* [TASK STATEMENT]
Write the data out again in full, with no departure from the original.
● ● ●
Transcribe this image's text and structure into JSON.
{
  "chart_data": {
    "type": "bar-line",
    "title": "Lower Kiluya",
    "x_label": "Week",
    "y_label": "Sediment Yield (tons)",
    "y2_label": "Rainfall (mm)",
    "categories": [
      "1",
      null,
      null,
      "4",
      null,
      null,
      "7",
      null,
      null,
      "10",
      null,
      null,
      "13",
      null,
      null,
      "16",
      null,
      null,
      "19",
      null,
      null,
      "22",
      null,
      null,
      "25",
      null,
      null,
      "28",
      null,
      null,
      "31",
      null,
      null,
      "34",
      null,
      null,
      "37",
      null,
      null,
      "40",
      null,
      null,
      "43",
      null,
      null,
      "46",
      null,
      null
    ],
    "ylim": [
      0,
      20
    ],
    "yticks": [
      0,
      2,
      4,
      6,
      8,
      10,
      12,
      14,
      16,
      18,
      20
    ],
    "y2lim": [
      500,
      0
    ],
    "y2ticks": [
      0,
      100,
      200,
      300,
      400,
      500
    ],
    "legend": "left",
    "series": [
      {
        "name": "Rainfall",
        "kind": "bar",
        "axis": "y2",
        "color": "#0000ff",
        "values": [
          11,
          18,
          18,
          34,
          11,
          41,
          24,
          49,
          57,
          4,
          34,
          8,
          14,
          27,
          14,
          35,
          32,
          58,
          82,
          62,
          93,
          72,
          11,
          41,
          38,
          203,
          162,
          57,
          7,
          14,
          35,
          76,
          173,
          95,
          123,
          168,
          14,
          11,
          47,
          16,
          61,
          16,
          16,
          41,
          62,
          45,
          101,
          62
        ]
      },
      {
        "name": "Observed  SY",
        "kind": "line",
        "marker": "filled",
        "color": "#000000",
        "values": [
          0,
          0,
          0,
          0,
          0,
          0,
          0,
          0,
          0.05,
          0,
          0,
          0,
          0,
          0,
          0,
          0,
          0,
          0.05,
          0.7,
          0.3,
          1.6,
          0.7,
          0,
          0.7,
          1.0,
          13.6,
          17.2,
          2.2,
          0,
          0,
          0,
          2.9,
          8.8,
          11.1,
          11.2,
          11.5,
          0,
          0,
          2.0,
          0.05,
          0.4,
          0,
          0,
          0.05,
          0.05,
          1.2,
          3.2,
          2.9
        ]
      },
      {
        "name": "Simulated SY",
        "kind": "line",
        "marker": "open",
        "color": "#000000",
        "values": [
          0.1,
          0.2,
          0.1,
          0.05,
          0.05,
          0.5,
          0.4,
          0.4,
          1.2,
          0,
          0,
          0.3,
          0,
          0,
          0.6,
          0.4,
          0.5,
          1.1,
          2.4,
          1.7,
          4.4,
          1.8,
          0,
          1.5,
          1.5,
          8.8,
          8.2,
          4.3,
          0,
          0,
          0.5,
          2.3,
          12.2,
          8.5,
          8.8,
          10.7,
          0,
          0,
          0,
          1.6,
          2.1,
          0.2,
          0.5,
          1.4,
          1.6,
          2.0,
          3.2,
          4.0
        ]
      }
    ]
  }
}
● ● ●
* [TASK OUTPUT]
Transcribe this image's text and structure into JSON.
{
  "chart_data": {
    "type": "bar-line",
    "title": "Lower Kiluya",
    "x_label": "Week",
    "y_label": "Sediment Yield (tons)",
    "y2_label": "Rainfall (mm)",
    "categories": [
      "1",
      null,
      null,
      "4",
      null,
      null,
      "7",
      null,
      null,
      "10",
      null,
      null,
      "13",
      null,
      null,
      "16",
      null,
      null,
      "19",
      null,
      null,
      "22",
      null,
      null,
      "25",
      null,
      null,
      "28",
      null,
      null,
      "31",
      null,
      null,
      "34",
      null,
      null,
      "37",
      null,
      null,
      "40",
      null,
      null,
      "43",
      null,
      null,
      "46",
      null,
      null
    ],
    "ylim": [
      0,
      20
    ],
    "yticks": [
      0,
      2,
      4,
      6,
      8,
      10,
      12,
      14,
      16,
      18,
      20
    ],
    "y2lim": [
      500,
      0
    ],
    "y2ticks": [
      0,
      100,
      200,
      300,
      400,
      500
    ],
    "legend": "left",
    "series": [
      {
        "name": "Rainfall",
        "kind": "bar",
        "axis": "y2",
        "color": "#0000ff",
        "values": [
          11,
          18,
          18,
          34,
          11,
          41,
          24,
          49,
          57,
          4,
          34,
          8,
          14,
          27,
          14,
          35,
          32,
          58,
          82,
          62,
          93,
          72,
          11,
          41,
          38,
          203,
          162,
          57,
          7,
          14,
          35,
          76,
          173,
          95,
          123,
          168,
          14,
          11,
          47,
          16,
          61,
          16,
          16,
          41,
          62,
          45,
          101,
          62
        ]
      },
      {
        "name": "Observed  SY",
        "kind": "line",
        "marker": "filled",
        "color": "#000000",
        "values": [
          0,
          0,
          0,
          0,
          0,
          0,
          0,
          0,
          0.05,
          0,
          0,
          0,
          0,
          0,
          0,
          0,
          0,
          0.05,
          0.7,
          0.3,
          1.6,
          0.7,
          0,
          0.7,
          1.0,
          13.6,
          17.2,
          2.2,
          0,
          0,
          0,
          2.9,
          8.8,
          11.1,
          11.2,
          11.5,
          0,
          0,
          2.0,
          0.05,
          0.4,
          0,
          0,
          0.05,
          0.05,
          1.2,
          3.2,
          2.9
        ]
      },
      {
        "name": "Simulated SY",
        "kind": "line",
        "marker": "open",
        "color": "#000000",
        "values": [
          0.1,
          0.2,
          0.1,
          0.05,
          0.05,
          0.5,
          0.4,
          0.4,
          1.2,
          0,
          0,
          0.3,
          0,
          0,
          0.6,
          0.4,
          0.5,
          1.1,
          2.4,
          1.7,
          4.4,
          1.8,
          0,
          1.5,
          1.5,
          8.8,
          8.2,
          4.3,
          0,
          0,
          0.5,
          2.3,
          12.2,
          8.5,
          8.8,
          10.7,
          0,
          0,
          0,
          1.6,
          2.1,
          0.2,
          0.5,
          1.4,
          1.6,
          2.0,
          3.2,
          4.0
        ]
      }
    ]
  }
}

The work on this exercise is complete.